▸ **Given problem**:
Go through the entries below and count the lines holding the word "Known". Reply with only the number, please.

▸ **Data for this task**:
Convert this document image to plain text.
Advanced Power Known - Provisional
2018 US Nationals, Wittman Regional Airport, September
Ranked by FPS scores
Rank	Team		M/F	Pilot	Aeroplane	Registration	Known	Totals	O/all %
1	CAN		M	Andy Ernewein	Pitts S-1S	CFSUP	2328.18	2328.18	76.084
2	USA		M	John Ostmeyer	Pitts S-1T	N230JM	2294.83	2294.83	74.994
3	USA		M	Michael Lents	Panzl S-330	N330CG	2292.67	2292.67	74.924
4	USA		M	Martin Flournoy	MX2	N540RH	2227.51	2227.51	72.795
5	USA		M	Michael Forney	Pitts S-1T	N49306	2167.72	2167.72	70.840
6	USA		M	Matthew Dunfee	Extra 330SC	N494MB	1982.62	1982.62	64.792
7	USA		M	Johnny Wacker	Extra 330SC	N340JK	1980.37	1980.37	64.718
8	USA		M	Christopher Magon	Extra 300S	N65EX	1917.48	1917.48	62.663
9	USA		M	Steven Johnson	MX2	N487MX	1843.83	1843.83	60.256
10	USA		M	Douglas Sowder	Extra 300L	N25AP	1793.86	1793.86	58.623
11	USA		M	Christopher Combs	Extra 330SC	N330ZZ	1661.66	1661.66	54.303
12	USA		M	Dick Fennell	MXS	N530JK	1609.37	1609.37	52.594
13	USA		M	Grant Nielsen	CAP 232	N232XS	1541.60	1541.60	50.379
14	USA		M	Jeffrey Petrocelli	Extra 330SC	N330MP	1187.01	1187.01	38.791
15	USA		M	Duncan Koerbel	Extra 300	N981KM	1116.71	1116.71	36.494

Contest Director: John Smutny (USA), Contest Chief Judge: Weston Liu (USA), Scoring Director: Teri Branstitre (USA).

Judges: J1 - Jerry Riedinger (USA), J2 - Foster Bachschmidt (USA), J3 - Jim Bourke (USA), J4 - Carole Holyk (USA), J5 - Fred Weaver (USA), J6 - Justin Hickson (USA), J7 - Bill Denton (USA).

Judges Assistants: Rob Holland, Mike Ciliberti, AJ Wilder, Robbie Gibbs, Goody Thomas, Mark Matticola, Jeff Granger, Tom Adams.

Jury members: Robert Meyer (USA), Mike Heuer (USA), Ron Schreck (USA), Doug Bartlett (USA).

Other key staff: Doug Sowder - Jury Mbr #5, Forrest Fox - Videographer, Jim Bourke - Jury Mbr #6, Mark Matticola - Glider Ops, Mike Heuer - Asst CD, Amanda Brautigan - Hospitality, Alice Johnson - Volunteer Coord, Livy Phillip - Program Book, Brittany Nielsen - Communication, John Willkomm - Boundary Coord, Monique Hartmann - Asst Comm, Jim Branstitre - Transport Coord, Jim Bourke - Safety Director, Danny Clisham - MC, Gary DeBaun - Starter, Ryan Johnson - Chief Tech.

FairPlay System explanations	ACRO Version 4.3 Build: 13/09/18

▸ **Task solution**:
2